╔══

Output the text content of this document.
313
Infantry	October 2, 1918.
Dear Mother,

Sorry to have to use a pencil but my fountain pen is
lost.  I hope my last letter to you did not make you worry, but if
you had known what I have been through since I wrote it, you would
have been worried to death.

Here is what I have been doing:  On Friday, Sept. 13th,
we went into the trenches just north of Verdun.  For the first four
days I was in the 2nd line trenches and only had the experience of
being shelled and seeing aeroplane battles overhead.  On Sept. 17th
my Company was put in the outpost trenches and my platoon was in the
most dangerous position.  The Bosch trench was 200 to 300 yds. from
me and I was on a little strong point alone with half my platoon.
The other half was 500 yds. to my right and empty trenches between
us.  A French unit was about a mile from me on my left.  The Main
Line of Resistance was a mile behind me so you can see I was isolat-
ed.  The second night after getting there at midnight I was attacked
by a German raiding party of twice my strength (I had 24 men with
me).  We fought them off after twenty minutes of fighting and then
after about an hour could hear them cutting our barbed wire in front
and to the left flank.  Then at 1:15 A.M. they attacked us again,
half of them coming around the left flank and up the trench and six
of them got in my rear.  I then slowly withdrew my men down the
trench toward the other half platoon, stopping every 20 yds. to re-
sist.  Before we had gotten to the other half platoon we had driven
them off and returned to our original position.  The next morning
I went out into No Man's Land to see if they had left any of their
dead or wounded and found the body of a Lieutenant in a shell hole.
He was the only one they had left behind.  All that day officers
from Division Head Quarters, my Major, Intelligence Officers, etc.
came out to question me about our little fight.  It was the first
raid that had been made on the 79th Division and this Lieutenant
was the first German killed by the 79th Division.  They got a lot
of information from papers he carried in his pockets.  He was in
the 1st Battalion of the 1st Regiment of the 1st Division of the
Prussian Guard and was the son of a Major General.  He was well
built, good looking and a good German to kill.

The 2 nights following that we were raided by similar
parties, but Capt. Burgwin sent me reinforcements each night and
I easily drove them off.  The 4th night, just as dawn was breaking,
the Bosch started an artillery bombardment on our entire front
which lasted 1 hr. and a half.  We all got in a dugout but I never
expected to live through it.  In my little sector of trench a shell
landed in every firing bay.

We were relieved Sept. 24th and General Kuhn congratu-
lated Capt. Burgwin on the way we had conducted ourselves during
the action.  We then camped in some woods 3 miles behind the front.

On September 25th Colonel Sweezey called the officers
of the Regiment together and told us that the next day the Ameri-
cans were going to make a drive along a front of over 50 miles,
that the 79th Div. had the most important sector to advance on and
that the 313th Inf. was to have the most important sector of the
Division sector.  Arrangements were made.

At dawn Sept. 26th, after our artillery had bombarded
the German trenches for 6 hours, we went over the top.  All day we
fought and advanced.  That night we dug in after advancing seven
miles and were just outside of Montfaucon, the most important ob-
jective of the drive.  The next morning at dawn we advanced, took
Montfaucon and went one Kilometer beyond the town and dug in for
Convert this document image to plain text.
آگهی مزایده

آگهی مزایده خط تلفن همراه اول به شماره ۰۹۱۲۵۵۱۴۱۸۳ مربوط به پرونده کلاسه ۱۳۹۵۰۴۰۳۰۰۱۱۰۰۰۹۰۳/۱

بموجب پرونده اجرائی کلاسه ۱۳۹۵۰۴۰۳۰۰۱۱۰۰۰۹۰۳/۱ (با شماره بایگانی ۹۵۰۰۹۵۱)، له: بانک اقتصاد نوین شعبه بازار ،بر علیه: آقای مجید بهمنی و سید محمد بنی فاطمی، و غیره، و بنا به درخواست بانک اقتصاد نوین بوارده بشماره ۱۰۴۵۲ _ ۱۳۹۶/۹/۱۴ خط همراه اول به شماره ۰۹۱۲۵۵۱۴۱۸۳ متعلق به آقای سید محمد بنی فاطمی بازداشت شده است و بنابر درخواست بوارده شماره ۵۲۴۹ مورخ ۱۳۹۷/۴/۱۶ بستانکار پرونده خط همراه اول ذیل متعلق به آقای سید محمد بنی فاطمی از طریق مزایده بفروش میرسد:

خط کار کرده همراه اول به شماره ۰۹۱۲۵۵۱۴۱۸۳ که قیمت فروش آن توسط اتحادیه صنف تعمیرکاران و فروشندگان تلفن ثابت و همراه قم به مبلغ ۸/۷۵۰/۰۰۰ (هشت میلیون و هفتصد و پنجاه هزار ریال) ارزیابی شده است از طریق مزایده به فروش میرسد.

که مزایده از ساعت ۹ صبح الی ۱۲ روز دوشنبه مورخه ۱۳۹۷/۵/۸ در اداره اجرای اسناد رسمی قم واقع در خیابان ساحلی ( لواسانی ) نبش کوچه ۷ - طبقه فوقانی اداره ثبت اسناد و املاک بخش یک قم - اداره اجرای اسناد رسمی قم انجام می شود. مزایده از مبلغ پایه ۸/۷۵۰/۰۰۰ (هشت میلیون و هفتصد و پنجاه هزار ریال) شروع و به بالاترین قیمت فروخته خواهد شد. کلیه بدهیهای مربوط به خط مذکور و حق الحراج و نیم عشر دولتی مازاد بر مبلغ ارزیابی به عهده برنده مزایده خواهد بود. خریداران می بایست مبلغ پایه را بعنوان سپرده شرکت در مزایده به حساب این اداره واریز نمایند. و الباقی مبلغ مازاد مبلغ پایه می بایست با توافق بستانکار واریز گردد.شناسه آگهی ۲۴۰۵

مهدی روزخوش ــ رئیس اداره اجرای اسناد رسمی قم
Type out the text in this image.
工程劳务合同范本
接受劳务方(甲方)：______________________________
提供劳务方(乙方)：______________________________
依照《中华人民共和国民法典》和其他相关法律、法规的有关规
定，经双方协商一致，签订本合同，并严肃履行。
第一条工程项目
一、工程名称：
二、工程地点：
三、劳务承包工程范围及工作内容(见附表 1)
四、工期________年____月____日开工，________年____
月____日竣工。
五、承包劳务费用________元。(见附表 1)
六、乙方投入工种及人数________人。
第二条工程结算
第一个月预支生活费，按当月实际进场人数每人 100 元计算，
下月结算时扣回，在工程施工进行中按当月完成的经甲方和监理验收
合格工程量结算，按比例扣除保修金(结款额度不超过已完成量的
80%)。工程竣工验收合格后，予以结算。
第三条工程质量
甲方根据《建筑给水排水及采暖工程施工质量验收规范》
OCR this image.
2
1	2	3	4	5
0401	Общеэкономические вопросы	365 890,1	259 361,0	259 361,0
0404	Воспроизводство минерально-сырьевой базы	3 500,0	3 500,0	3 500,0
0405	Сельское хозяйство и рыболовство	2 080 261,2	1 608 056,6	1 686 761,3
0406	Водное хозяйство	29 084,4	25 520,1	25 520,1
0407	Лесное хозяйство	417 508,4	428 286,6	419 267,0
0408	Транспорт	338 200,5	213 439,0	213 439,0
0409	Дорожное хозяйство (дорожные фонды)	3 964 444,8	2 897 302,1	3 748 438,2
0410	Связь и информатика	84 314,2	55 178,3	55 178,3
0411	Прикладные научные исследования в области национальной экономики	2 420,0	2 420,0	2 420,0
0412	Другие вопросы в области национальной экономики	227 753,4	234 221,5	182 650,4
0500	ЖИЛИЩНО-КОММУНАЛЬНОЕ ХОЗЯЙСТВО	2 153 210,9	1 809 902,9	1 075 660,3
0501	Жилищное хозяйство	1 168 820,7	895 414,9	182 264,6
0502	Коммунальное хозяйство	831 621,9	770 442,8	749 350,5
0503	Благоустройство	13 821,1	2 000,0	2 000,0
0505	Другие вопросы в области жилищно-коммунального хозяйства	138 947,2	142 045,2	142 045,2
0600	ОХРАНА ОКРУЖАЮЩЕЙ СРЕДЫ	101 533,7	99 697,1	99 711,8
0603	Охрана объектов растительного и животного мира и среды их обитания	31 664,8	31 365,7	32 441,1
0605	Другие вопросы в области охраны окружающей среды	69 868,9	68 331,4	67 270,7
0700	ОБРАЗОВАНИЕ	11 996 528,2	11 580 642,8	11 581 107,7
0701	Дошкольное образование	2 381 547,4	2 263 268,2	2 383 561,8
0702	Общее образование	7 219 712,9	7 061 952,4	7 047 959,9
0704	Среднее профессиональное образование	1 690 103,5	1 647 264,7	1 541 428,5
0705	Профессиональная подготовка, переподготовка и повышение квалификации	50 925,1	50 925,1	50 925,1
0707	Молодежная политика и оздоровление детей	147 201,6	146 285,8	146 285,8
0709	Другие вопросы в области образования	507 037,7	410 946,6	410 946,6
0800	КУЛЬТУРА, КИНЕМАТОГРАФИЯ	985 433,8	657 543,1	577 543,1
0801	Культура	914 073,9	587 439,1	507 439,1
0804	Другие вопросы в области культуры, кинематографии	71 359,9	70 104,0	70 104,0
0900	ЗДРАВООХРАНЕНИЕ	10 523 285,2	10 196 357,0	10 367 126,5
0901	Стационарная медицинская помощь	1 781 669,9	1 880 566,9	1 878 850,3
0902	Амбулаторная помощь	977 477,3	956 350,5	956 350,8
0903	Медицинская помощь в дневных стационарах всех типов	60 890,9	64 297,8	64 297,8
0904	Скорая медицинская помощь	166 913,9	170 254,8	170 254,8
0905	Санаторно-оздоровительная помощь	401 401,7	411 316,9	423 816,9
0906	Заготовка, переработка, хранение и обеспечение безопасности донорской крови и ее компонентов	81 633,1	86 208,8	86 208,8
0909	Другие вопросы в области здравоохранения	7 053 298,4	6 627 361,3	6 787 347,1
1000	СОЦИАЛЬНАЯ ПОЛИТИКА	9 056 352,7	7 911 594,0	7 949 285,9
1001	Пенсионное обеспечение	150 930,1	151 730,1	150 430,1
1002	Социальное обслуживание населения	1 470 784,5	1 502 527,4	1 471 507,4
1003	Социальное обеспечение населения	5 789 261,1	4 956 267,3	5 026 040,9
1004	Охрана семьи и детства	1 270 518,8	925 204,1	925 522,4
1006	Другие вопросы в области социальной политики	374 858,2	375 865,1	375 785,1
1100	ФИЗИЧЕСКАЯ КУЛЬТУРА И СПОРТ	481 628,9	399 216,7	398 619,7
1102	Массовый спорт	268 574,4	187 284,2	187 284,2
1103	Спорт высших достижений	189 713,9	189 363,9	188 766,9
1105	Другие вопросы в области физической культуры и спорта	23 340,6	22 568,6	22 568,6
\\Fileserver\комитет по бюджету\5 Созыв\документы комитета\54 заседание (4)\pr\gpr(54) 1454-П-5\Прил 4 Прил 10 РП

╚══

Required task => Count the lines in the material above where the string "into" appears, then state only that count.

Problem solution => 2